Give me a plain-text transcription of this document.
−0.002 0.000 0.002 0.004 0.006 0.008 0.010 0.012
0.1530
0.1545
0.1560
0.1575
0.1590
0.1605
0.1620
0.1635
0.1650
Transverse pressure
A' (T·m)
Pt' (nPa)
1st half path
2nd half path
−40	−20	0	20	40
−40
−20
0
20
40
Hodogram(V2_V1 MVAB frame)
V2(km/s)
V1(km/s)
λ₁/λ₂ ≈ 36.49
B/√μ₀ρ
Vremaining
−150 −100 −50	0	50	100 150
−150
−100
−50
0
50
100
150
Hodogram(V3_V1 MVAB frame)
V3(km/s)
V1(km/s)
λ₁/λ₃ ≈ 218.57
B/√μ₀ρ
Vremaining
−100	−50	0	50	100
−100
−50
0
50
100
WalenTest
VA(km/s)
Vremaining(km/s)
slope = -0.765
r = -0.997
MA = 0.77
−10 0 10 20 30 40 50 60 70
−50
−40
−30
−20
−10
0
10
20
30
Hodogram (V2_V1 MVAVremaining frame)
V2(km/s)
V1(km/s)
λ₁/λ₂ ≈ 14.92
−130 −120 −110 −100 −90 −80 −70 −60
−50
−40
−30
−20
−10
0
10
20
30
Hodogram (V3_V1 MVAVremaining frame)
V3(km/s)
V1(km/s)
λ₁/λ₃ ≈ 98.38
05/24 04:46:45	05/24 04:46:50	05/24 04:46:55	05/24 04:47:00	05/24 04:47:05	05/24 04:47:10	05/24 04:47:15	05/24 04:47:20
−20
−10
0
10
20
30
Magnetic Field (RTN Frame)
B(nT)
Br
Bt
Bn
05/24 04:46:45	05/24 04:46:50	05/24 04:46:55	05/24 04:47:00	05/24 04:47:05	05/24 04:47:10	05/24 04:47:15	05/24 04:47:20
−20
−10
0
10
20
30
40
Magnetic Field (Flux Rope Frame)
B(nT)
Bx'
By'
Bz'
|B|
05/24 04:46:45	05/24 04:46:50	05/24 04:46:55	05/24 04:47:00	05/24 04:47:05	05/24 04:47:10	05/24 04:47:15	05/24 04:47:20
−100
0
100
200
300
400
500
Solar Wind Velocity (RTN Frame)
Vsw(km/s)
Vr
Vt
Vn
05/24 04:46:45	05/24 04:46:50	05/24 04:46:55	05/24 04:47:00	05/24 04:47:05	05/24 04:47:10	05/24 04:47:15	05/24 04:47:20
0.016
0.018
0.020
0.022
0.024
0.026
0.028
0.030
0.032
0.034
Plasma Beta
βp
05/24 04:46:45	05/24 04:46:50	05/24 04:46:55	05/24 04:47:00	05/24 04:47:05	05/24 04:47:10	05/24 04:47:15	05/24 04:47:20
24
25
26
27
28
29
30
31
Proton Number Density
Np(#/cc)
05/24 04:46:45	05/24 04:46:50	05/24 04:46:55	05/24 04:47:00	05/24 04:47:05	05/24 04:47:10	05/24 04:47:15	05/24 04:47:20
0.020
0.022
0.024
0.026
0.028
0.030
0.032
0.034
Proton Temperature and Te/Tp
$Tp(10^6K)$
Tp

————

● **What you have to do**:
In the records above, how many lines include the string "MVAVremaining"? Answer with only the number.

● **Reply**:
2